- _TASK BRIEF_:
Wherever the word "奋斗演讲稿" appears in the entries, copy the whole line.

Dataset entries
______

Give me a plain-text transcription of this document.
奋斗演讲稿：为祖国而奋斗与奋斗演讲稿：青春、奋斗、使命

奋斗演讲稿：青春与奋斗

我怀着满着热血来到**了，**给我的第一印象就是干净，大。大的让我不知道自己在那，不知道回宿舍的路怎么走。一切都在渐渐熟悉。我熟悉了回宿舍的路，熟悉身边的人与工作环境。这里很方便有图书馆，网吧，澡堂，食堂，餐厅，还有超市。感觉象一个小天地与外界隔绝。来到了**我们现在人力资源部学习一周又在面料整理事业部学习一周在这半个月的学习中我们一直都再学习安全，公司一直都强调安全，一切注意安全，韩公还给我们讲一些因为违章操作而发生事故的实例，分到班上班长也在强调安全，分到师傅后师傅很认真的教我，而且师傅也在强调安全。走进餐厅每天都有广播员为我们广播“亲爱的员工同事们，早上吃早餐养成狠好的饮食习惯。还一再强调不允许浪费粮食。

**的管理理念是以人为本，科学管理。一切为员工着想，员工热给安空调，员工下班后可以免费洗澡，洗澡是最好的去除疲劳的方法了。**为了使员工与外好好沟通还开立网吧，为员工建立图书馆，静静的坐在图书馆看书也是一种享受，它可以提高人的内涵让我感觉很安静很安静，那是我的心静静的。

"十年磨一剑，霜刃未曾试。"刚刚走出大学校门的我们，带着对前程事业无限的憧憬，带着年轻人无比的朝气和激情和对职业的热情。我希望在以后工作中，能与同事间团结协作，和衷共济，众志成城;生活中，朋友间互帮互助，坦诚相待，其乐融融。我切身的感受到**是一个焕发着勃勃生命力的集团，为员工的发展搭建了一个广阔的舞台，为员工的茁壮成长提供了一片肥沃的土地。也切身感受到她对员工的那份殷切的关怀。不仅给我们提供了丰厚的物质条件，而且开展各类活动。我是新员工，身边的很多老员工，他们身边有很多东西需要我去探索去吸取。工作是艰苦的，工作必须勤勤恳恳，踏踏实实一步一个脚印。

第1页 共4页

______

- _ANSWER TO THE PROBLEM_:
奋斗演讲稿：为祖国而奋斗与奋斗演讲稿：青春、奋斗、使命
奋斗演讲稿：青春与奋斗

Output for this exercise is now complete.